━━ PROVIDED DATA ━━
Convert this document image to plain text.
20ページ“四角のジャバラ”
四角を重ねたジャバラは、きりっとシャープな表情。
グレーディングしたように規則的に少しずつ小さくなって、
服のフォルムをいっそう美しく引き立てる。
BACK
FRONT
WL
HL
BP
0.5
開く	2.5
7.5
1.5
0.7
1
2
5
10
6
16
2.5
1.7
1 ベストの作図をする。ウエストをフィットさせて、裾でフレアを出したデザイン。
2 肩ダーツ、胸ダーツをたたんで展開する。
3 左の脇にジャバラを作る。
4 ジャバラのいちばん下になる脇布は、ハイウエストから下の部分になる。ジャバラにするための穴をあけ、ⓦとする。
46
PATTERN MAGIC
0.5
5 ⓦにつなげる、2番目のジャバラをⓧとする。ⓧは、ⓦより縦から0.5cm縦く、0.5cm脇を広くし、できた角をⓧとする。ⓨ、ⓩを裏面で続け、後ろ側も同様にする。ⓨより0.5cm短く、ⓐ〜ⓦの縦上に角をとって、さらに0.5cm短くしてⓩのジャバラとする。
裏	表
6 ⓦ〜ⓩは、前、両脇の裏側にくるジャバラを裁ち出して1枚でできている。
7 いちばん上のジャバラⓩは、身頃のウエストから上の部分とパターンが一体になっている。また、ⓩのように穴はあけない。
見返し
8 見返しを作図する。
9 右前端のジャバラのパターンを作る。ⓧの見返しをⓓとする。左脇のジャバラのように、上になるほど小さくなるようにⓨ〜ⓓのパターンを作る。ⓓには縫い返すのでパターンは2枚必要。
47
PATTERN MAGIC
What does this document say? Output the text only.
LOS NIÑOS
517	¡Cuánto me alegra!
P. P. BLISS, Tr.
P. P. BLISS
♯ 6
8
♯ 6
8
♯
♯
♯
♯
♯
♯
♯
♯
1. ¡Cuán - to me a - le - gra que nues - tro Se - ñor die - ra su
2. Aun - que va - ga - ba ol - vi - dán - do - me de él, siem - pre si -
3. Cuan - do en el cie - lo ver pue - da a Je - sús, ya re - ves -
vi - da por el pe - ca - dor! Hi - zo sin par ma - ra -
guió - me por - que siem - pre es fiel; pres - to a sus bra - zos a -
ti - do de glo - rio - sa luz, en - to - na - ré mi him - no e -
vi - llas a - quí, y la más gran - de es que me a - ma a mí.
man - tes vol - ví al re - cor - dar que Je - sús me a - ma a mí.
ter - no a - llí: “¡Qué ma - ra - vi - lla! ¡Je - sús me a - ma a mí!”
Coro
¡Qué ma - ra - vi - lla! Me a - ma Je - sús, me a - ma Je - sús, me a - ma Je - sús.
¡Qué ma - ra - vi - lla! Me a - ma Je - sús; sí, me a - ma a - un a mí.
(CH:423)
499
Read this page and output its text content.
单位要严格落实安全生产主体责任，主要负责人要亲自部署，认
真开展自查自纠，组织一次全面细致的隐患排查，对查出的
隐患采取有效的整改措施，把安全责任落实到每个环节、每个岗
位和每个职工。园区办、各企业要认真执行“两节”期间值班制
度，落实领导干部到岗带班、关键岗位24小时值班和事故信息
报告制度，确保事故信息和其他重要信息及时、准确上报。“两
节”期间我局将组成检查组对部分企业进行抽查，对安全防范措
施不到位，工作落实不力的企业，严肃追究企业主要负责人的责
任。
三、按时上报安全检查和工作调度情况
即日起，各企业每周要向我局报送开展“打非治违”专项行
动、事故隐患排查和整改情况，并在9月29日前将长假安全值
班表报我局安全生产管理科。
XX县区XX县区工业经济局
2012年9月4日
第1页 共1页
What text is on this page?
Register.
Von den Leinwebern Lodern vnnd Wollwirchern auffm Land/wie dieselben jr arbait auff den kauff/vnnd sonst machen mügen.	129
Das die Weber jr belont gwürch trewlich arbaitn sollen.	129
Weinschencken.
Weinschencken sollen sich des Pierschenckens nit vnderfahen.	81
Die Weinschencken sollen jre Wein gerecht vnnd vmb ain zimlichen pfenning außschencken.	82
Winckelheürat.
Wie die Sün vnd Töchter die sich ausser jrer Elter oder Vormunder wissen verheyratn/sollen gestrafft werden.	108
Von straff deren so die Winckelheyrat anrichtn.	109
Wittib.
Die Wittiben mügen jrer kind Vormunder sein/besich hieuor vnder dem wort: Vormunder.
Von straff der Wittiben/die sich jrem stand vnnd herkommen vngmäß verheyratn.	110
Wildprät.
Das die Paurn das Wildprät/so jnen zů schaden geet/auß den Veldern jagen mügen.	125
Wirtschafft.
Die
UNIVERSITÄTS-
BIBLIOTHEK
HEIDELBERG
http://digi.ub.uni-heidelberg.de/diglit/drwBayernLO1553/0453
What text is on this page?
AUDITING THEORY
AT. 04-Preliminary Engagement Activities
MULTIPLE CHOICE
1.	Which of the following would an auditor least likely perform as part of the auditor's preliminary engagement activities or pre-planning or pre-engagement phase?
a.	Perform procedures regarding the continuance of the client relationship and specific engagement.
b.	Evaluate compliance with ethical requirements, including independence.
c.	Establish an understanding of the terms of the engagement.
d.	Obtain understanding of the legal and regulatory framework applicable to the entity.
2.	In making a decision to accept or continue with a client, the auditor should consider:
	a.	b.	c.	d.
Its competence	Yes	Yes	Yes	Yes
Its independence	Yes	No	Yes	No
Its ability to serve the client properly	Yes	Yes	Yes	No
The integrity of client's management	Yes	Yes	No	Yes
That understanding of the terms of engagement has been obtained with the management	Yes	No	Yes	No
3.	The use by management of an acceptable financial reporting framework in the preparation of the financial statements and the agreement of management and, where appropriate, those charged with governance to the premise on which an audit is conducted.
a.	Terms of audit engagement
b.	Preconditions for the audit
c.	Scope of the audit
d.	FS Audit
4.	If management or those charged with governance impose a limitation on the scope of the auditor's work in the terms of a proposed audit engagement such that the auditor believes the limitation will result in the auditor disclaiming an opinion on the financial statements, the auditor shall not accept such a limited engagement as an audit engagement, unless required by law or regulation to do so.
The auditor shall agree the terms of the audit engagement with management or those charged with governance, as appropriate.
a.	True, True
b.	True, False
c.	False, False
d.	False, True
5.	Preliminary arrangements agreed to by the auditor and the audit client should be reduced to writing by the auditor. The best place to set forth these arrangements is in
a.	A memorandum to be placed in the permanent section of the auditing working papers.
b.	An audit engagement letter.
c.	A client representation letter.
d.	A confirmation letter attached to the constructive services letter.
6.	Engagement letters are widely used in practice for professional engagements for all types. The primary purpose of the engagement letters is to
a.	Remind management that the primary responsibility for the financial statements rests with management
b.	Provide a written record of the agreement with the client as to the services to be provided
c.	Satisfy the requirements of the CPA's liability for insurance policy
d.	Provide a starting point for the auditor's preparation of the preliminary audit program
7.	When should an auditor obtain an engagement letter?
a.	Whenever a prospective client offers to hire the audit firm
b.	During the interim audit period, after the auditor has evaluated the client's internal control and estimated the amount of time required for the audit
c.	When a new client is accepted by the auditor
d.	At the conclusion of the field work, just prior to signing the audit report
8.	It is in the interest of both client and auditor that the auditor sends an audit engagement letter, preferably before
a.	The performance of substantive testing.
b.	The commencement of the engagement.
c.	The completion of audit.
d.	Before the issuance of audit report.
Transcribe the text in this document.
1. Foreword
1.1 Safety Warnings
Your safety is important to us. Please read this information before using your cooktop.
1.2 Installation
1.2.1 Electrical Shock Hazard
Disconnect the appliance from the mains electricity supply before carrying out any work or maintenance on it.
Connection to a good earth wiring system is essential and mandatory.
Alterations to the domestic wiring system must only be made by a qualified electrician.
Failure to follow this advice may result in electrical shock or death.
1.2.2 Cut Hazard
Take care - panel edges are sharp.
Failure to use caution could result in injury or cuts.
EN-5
━━━
→ **PROBLEM REQUIREMENTS**
Which lines above contain the word "system"? Copy each of them.

→ **REPLY**
Connection to a good earth wiring system is essential and mandatory.
Alterations to the domestic wiring system must only be made by a qualified electrician.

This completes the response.